• _What you are asked to do_
Find the word "Новогуровский" in the records below. List each line containing it.

• _Source material_
+++++
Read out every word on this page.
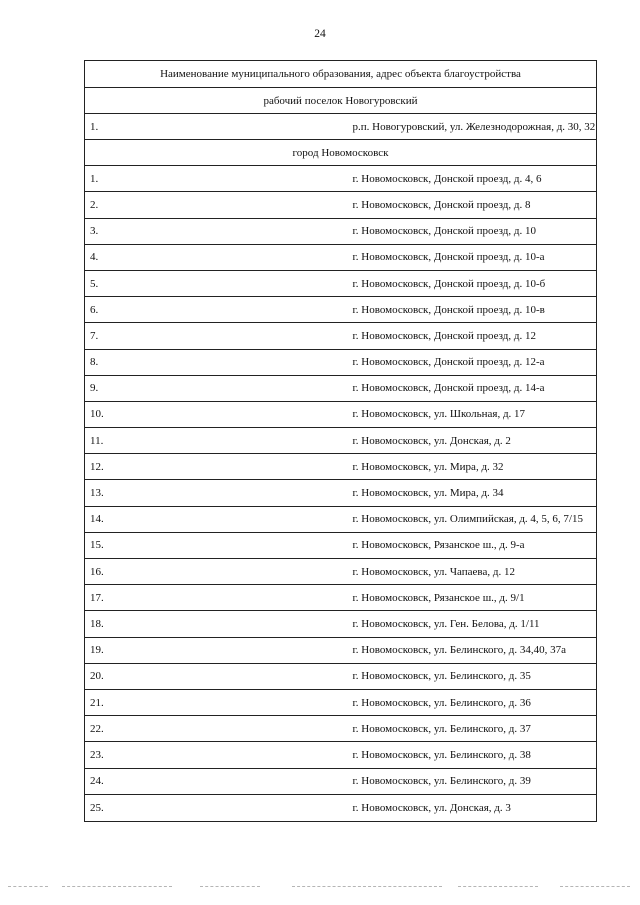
24
Наименование муниципального образования, адрес объекта благоустройства	
рабочий поселок Новогуровский	
1.	р.п. Новогуровский, ул. Железнодорожная, д. 30, 32
город Новомосковск	
1.	г. Новомосковск, Донской проезд, д. 4, 6
2.	г. Новомосковск, Донской проезд, д. 8
3.	г. Новомосковск, Донской проезд, д. 10
4.	г. Новомосковск, Донской проезд, д. 10-а
5.	г. Новомосковск, Донской проезд, д. 10-б
6.	г. Новомосковск, Донской проезд, д. 10-в
7.	г. Новомосковск, Донской проезд, д. 12
8.	г. Новомосковск, Донской проезд, д. 12-а
9.	г. Новомосковск, Донской проезд, д. 14-а
10.	г. Новомосковск, ул. Школьная, д. 17
11.	г. Новомосковск, ул. Донская, д. 2
12.	г. Новомосковск, ул. Мира, д. 32
13.	г. Новомосковск, ул. Мира, д. 34
14.	г. Новомосковск, ул. Олимпийская, д. 4, 5, 6, 7/15
15.	г. Новомосковск, Рязанское ш., д. 9-а
16.	г. Новомосковск, ул. Чапаева, д. 12
17.	г. Новомосковск, Рязанское ш., д. 9/1
18.	г. Новомосковск, ул. Ген. Белова, д. 1/11
19.	г. Новомосковск, ул. Белинского, д. 34,40, 37а
20.	г. Новомосковск, ул. Белинского, д. 35
21.	г. Новомосковск, ул. Белинского, д. 36
22.	г. Новомосковск, ул. Белинского, д. 37
23.	г. Новомосковск, ул. Белинского, д. 38
24.	г. Новомосковск, ул. Белинского, д. 39
25.	г. Новомосковск, ул. Донская, д. 3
+++++
• _Result of this task_
рабочий поселок Новогуровский	
1.	р.п. Новогуровский, ул. Железнодорожная, д. 30, 32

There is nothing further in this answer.